Last year Facebook had to settle with the Federal Trade Commission over Facebook privacy issues which misled users about their real right to privacy using its service. A recent poll by AP-CNBC found that 59% of Facebook users do not trust the service to keep their information private. Yet despite the lack of trust, we still post incredibly personal information on Facebook.
Facebook Privacy Concerns
Why does Facebook need all of this information? The short answer is to make money. Facebook depends on revenue from ads to make a profit, and in order to sell its ads, it needs to show ad buyers why and how Facebook ads are different from ads on any other site. Right now, Facebook’s selling point to these ad buyers is its massive database of information on users, the primary cause of users’ Facebook privacy concerns.
- Treat your name, profile pictures, cover photos, gender, networks, username and User ID as public information, even if you’d rather keep them private.
- Receive and keep data about you it learns through your friends (such as photo tagging), its advertising partners, and game services using the Facebook platform.
- Use information it has about you to send you ads on sites other than Facebook.com.

Set problem a
Copy word for word the part of the Facebook privacy passage that opens with the words containing "- Treat your" and closes with "keep them private.".

Information shown
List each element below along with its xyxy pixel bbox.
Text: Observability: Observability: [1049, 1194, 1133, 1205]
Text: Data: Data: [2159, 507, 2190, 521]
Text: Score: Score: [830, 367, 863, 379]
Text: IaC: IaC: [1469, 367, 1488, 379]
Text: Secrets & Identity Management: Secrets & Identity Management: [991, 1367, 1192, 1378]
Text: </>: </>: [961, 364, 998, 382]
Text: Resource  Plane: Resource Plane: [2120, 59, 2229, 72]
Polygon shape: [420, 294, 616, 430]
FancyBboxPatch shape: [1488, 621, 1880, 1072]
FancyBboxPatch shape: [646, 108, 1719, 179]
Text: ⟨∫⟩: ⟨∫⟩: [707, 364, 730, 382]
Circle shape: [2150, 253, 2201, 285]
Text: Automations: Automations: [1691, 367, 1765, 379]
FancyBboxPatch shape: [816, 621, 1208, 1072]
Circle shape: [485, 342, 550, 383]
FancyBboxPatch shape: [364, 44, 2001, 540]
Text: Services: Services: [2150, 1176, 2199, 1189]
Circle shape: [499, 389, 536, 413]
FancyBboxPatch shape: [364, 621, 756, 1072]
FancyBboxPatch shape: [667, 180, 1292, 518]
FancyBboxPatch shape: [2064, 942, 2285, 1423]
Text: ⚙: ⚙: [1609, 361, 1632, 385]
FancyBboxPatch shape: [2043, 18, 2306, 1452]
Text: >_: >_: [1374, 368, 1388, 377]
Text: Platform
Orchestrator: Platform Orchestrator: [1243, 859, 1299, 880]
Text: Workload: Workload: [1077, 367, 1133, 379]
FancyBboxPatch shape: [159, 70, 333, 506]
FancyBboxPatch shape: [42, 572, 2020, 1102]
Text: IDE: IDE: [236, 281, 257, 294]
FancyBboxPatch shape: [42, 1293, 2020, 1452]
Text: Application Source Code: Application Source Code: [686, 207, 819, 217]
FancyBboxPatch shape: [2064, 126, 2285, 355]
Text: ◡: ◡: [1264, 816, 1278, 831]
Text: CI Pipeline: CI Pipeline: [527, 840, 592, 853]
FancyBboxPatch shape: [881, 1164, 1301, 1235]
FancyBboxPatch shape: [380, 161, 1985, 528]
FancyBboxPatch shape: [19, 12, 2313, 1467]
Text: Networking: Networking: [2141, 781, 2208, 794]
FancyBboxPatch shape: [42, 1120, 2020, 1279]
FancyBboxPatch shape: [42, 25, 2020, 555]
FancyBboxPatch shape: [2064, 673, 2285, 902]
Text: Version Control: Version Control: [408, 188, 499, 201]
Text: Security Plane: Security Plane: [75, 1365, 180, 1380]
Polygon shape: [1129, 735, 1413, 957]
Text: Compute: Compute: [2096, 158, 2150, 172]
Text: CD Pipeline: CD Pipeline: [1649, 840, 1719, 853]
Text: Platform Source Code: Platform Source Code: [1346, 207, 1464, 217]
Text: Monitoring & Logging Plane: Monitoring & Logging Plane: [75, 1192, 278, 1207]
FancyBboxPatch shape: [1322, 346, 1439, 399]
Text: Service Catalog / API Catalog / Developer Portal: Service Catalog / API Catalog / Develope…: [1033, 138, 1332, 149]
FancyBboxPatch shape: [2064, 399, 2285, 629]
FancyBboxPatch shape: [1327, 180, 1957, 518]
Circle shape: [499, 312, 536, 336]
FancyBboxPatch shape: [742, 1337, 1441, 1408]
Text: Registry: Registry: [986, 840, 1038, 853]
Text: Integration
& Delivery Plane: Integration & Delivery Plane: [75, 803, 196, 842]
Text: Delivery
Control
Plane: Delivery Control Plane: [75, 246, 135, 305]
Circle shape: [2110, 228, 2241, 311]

Set problem b
Rewrite the listing from its start through the line containing "Polygon shape: [420, 294, 616, 430]", replacing "Score" with "Rating" and leaving everything else unchanged.

Written reply a
- Treat your name, profile pictures, cover photos, gender, networks, username and User ID as public information, even if you’d rather keep them private.

Written reply b
List each element below along with its xyxy pixel bbox.
Text: Observability: Observability: [1049, 1194, 1133, 1205]
Text: Data: Data: [2159, 507, 2190, 521]
Text: Rating: Rating: [830, 367, 863, 379]
Text: IaC: IaC: [1469, 367, 1488, 379]
Text: Secrets & Identity Management: Secrets & Identity Management: [991, 1367, 1192, 1378]
Text: </>: </>: [961, 364, 998, 382]
Text: Resource  Plane: Resource Plane: [2120, 59, 2229, 72]
Polygon shape: [420, 294, 616, 430]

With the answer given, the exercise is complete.